> [DATA TO PROCESS]:
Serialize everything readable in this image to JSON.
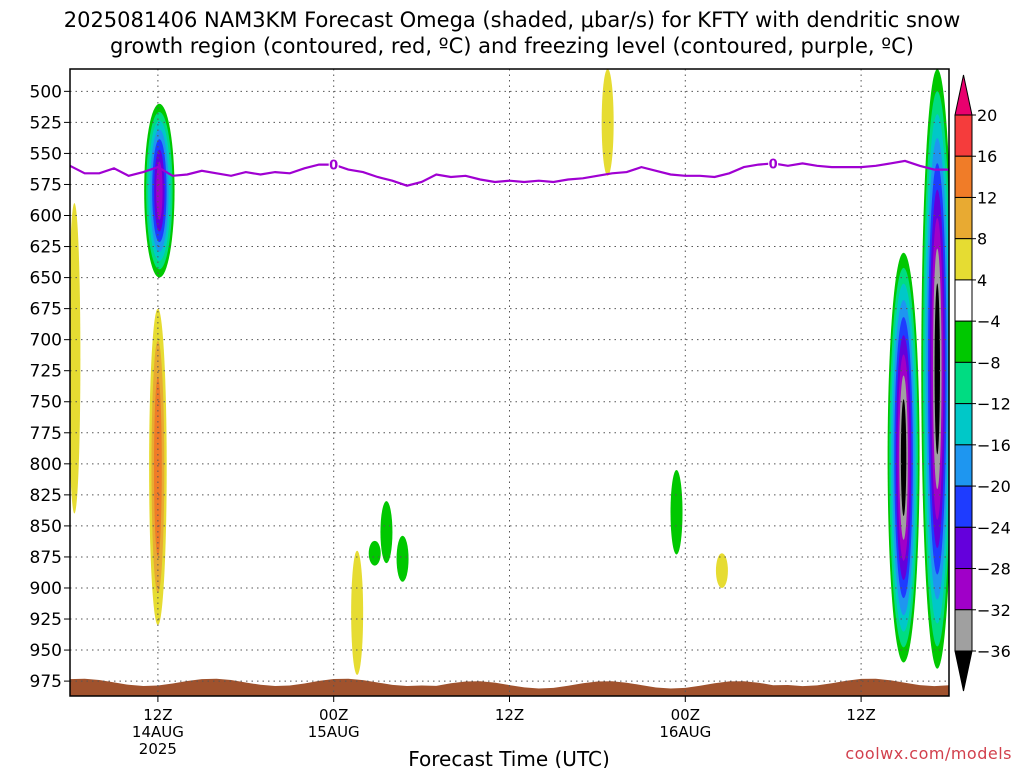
{
  "title_line1": "2025081406 NAM3KM Forecast Omega (shaded, μbar/s) for KFTY with dendritic snow",
  "title_line2": "growth region (contoured, red, ºC) and freezing level (contoured, purple, ºC)",
  "credit": "coolwx.com/models",
  "chart_data": {
    "type": "heatmap",
    "title": "2025081406 NAM3KM Forecast Omega (shaded, μbar/s) for KFTY with dendritic snow growth region (contoured, red, ºC) and freezing level (contoured, purple, ºC)",
    "xlabel": "Forecast Time (UTC)",
    "ylabel": "",
    "y_axis": {
      "reversed": true,
      "ylim": [
        987,
        482
      ],
      "ticks": [
        500,
        525,
        550,
        575,
        600,
        625,
        650,
        675,
        700,
        725,
        750,
        775,
        800,
        825,
        850,
        875,
        900,
        925,
        950,
        975
      ]
    },
    "x_axis": {
      "range_hours": [
        6,
        66
      ],
      "ticks": [
        {
          "hour": 12,
          "label": [
            "12Z",
            "14AUG",
            "2025"
          ]
        },
        {
          "hour": 24,
          "label": [
            "00Z",
            "15AUG"
          ]
        },
        {
          "hour": 36,
          "label": [
            "12Z"
          ]
        },
        {
          "hour": 48,
          "label": [
            "00Z",
            "16AUG"
          ]
        },
        {
          "hour": 60,
          "label": [
            "12Z"
          ]
        }
      ]
    },
    "grid": true,
    "colorbar": {
      "labels": [
        "20",
        "16",
        "12",
        "8",
        "4",
        "−4",
        "−8",
        "−12",
        "−16",
        "−20",
        "−24",
        "−28",
        "−32",
        "−36"
      ],
      "colors": [
        "#e8006e",
        "#f53c3c",
        "#f07c28",
        "#e8aa32",
        "#e6dc32",
        "#ffffff",
        "#00c800",
        "#00dc82",
        "#00c8c8",
        "#1e96f0",
        "#1e3cff",
        "#6400dc",
        "#a000c8",
        "#a0a0a0",
        "#000000"
      ]
    },
    "freezing_level": {
      "label": "0",
      "color": "#a000d2",
      "points": [
        [
          6,
          560
        ],
        [
          7,
          566
        ],
        [
          8,
          566
        ],
        [
          9,
          562
        ],
        [
          10,
          568
        ],
        [
          11,
          565
        ],
        [
          12,
          561
        ],
        [
          13,
          568
        ],
        [
          14,
          567
        ],
        [
          15,
          564
        ],
        [
          16,
          566
        ],
        [
          17,
          568
        ],
        [
          18,
          565
        ],
        [
          19,
          567
        ],
        [
          20,
          565
        ],
        [
          21,
          566
        ],
        [
          22,
          562
        ],
        [
          23,
          559
        ],
        [
          24,
          559
        ],
        [
          25,
          563
        ],
        [
          26,
          565
        ],
        [
          27,
          569
        ],
        [
          28,
          572
        ],
        [
          29,
          576
        ],
        [
          30,
          573
        ],
        [
          31,
          567
        ],
        [
          32,
          569
        ],
        [
          33,
          568
        ],
        [
          34,
          571
        ],
        [
          35,
          573
        ],
        [
          36,
          572
        ],
        [
          37,
          573
        ],
        [
          38,
          572
        ],
        [
          39,
          573
        ],
        [
          40,
          571
        ],
        [
          41,
          570
        ],
        [
          42,
          568
        ],
        [
          43,
          566
        ],
        [
          44,
          565
        ],
        [
          45,
          561
        ],
        [
          46,
          564
        ],
        [
          47,
          567
        ],
        [
          48,
          568
        ],
        [
          49,
          568
        ],
        [
          50,
          569
        ],
        [
          51,
          566
        ],
        [
          52,
          561
        ],
        [
          53,
          559
        ],
        [
          54,
          558
        ],
        [
          55,
          560
        ],
        [
          56,
          558
        ],
        [
          57,
          560
        ],
        [
          58,
          561
        ],
        [
          59,
          561
        ],
        [
          60,
          561
        ],
        [
          61,
          560
        ],
        [
          62,
          558
        ],
        [
          63,
          556
        ],
        [
          64,
          560
        ],
        [
          65,
          563
        ],
        [
          66,
          563
        ]
      ]
    },
    "omega_features": [
      {
        "value": -36,
        "hour": 12.1,
        "p_top": 510,
        "p_bottom": 650,
        "peak": -28
      },
      {
        "value": 16,
        "hour": 12.0,
        "p_top": 675,
        "p_bottom": 930,
        "peak": 14
      },
      {
        "value": 6,
        "hour": 6.3,
        "p_top": 590,
        "p_bottom": 840,
        "peak": 6
      },
      {
        "value": 6,
        "hour": 25.6,
        "p_top": 870,
        "p_bottom": 970,
        "peak": 6
      },
      {
        "value": -6,
        "hour": 27.6,
        "p_top": 830,
        "p_bottom": 880,
        "peak": -6
      },
      {
        "value": -6,
        "hour": 28.7,
        "p_top": 858,
        "p_bottom": 895,
        "peak": -6
      },
      {
        "value": -6,
        "hour": 26.8,
        "p_top": 862,
        "p_bottom": 882,
        "peak": -6
      },
      {
        "value": 6,
        "hour": 42.7,
        "p_top": 482,
        "p_bottom": 568,
        "peak": 6
      },
      {
        "value": -6,
        "hour": 47.4,
        "p_top": 805,
        "p_bottom": 873,
        "peak": -6
      },
      {
        "value": 6,
        "hour": 50.5,
        "p_top": 872,
        "p_bottom": 900,
        "peak": 6
      },
      {
        "value": -36,
        "hour": 62.9,
        "p_top": 630,
        "p_bottom": 960,
        "peak": -36
      },
      {
        "value": -20,
        "hour": 65.2,
        "p_top": 482,
        "p_bottom": 965,
        "peak": -36
      }
    ],
    "terrain_color": "#a0522d"
  },
  "colors": {
    "axis": "#000000",
    "grid": "#555555",
    "credit": "#d2404d"
  }
}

> [TO BE DONE]: Excluding the pictures, restate the records above word for word.

> [WRITTEN SOLUTION]:
Serialize everything readable in this image to JSON.
{
  "title_line1": "2025081406 NAM3KM Forecast Omega (shaded, μbar/s) for KFTY with dendritic snow",
  "title_line2": "growth region (contoured, red, ºC) and freezing level (contoured, purple, ºC)",
  "credit": "coolwx.com/models",
  "chart_data": {
    "type": "heatmap",
    "title": "2025081406 NAM3KM Forecast Omega (shaded, μbar/s) for KFTY with dendritic snow growth region (contoured, red, ºC) and freezing level (contoured, purple, ºC)",
    "xlabel": "Forecast Time (UTC)",
    "ylabel": "",
    "y_axis": {
      "reversed": true,
      "ylim": [
        987,
        482
      ],
      "ticks": [
        500,
        525,
        550,
        575,
        600,
        625,
        650,
        675,
        700,
        725,
        750,
        775,
        800,
        825,
        850,
        875,
        900,
        925,
        950,
        975
      ]
    },
    "x_axis": {
      "range_hours": [
        6,
        66
      ],
      "ticks": [
        {
          "hour": 12,
          "label": [
            "12Z",
            "14AUG",
            "2025"
          ]
        },
        {
          "hour": 24,
          "label": [
            "00Z",
            "15AUG"
          ]
        },
        {
          "hour": 36,
          "label": [
            "12Z"
          ]
        },
        {
          "hour": 48,
          "label": [
            "00Z",
            "16AUG"
          ]
        },
        {
          "hour": 60,
          "label": [
            "12Z"
          ]
        }
      ]
    },
    "grid": true,
    "colorbar": {
      "labels": [
        "20",
        "16",
        "12",
        "8",
        "4",
        "−4",
        "−8",
        "−12",
        "−16",
        "−20",
        "−24",
        "−28",
        "−32",
        "−36"
      ],
      "colors": [
        "#e8006e",
        "#f53c3c",
        "#f07c28",
        "#e8aa32",
        "#e6dc32",
        "#ffffff",
        "#00c800",
        "#00dc82",
        "#00c8c8",
        "#1e96f0",
        "#1e3cff",
        "#6400dc",
        "#a000c8",
        "#a0a0a0",
        "#000000"
      ]
    },
    "freezing_level": {
      "label": "0",
      "color": "#a000d2",
      "points": [
        [
          6,
          560
        ],
        [
          7,
          566
        ],
        [
          8,
          566
        ],
        [
          9,
          562
        ],
        [
          10,
          568
        ],
        [
          11,
          565
        ],
        [
          12,
          561
        ],
        [
          13,
          568
        ],
        [
          14,
          567
        ],
        [
          15,
          564
        ],
        [
          16,
          566
        ],
        [
          17,
          568
        ],
        [
          18,
          565
        ],
        [
          19,
          567
        ],
        [
          20,
          565
        ],
        [
          21,
          566
        ],
        [
          22,
          562
        ],
        [
          23,
          559
        ],
        [
          24,
          559
        ],
        [
          25,
          563
        ],
        [
          26,
          565
        ],
        [
          27,
          569
        ],
        [
          28,
          572
        ],
        [
          29,
          576
        ],
        [
          30,
          573
        ],
        [
          31,
          567
        ],
        [
          32,
          569
        ],
        [
          33,
          568
        ],
        [
          34,
          571
        ],
        [
          35,
          573
        ],
        [
          36,
          572
        ],
        [
          37,
          573
        ],
        [
          38,
          572
        ],
        [
          39,
          573
        ],
        [
          40,
          571
        ],
        [
          41,
          570
        ],
        [
          42,
          568
        ],
        [
          43,
          566
        ],
        [
          44,
          565
        ],
        [
          45,
          561
        ],
        [
          46,
          564
        ],
        [
          47,
          567
        ],
        [
          48,
          568
        ],
        [
          49,
          568
        ],
        [
          50,
          569
        ],
        [
          51,
          566
        ],
        [
          52,
          561
        ],
        [
          53,
          559
        ],
        [
          54,
          558
        ],
        [
          55,
          560
        ],
        [
          56,
          558
        ],
        [
          57,
          560
        ],
        [
          58,
          561
        ],
        [
          59,
          561
        ],
        [
          60,
          561
        ],
        [
          61,
          560
        ],
        [
          62,
          558
        ],
        [
          63,
          556
        ],
        [
          64,
          560
        ],
        [
          65,
          563
        ],
        [
          66,
          563
        ]
      ]
    },
    "omega_features": [
      {
        "value": -36,
        "hour": 12.1,
        "p_top": 510,
        "p_bottom": 650,
        "peak": -28
      },
      {
        "value": 16,
        "hour": 12.0,
        "p_top": 675,
        "p_bottom": 930,
        "peak": 14
      },
      {
        "value": 6,
        "hour": 6.3,
        "p_top": 590,
        "p_bottom": 840,
        "peak": 6
      },
      {
        "value": 6,
        "hour": 25.6,
        "p_top": 870,
        "p_bottom": 970,
        "peak": 6
      },
      {
        "value": -6,
        "hour": 27.6,
        "p_top": 830,
        "p_bottom": 880,
        "peak": -6
      },
      {
        "value": -6,
        "hour": 28.7,
        "p_top": 858,
        "p_bottom": 895,
        "peak": -6
      },
      {
        "value": -6,
        "hour": 26.8,
        "p_top": 862,
        "p_bottom": 882,
        "peak": -6
      },
      {
        "value": 6,
        "hour": 42.7,
        "p_top": 482,
        "p_bottom": 568,
        "peak": 6
      },
      {
        "value": -6,
        "hour": 47.4,
        "p_top": 805,
        "p_bottom": 873,
        "peak": -6
      },
      {
        "value": 6,
        "hour": 50.5,
        "p_top": 872,
        "p_bottom": 900,
        "peak": 6
      },
      {
        "value": -36,
        "hour": 62.9,
        "p_top": 630,
        "p_bottom": 960,
        "peak": -36
      },
      {
        "value": -20,
        "hour": 65.2,
        "p_top": 482,
        "p_bottom": 965,
        "peak": -36
      }
    ],
    "terrain_color": "#a0522d"
  },
  "colors": {
    "axis": "#000000",
    "grid": "#555555",
    "credit": "#d2404d"
  }
}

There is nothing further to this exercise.